--- start DATA LISTING ---

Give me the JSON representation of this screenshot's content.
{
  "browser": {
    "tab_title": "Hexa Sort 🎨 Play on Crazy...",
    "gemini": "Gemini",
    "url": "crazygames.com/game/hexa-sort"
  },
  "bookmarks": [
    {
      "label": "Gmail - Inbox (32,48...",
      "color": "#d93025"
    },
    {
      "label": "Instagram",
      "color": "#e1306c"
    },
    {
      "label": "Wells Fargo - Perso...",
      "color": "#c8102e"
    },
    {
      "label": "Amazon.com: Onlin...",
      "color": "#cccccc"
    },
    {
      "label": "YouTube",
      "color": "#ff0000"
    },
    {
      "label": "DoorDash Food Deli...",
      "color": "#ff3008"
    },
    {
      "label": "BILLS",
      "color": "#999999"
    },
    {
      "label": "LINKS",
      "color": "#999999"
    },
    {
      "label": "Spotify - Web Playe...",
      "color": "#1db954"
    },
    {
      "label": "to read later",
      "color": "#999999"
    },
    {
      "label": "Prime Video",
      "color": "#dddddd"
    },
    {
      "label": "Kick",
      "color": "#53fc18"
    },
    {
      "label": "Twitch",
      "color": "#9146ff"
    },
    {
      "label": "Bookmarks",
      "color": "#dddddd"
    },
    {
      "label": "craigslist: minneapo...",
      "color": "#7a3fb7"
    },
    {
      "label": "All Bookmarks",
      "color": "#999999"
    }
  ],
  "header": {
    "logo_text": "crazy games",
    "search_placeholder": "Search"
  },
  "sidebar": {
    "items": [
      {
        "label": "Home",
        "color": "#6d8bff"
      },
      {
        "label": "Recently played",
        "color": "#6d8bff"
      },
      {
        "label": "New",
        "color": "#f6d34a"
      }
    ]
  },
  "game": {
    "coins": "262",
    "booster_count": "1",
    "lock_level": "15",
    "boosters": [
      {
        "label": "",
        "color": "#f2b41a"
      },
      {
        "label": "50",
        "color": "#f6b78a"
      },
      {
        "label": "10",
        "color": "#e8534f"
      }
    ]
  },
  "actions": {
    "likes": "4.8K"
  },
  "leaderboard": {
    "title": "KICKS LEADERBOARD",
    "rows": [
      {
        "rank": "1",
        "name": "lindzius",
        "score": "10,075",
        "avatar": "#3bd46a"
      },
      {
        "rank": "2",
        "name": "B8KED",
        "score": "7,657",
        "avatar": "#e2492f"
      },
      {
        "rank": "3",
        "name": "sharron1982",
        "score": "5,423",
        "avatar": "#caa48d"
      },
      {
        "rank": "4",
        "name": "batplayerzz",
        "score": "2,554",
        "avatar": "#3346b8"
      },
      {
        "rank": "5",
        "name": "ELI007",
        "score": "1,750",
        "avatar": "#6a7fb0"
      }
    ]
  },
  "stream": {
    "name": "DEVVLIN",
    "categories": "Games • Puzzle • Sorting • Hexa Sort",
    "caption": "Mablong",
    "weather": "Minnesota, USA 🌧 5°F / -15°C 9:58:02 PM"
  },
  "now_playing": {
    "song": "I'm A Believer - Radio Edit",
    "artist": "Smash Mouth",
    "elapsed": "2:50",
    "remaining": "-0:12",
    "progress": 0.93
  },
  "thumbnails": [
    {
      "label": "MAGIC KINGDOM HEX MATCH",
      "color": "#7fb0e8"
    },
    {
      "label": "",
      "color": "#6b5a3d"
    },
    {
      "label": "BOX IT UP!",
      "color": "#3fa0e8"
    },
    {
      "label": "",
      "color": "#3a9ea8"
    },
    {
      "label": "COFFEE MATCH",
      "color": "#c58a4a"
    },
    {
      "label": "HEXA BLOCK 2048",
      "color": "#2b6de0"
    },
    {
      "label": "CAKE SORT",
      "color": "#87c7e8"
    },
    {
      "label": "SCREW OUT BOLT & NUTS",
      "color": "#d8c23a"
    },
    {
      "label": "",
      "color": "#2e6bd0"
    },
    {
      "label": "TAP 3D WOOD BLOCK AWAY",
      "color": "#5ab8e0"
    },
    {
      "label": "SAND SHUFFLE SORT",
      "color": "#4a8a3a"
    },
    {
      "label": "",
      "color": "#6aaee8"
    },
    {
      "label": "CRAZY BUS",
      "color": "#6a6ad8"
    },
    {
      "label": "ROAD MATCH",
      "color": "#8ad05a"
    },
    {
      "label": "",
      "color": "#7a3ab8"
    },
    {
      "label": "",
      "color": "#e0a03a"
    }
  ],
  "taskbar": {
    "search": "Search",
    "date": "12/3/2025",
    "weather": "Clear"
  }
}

--- end DATA LISTING ---

- [GOAL]: Gather, from the listing above, every line carrying the word "name".

- [FINISHED TASK]:
        "name": "lindzius",
        "name": "B8KED",
        "name": "sharron1982",
        "name": "batplayerzz",
        "name": "ELI007",
    "name": "DEVVLIN",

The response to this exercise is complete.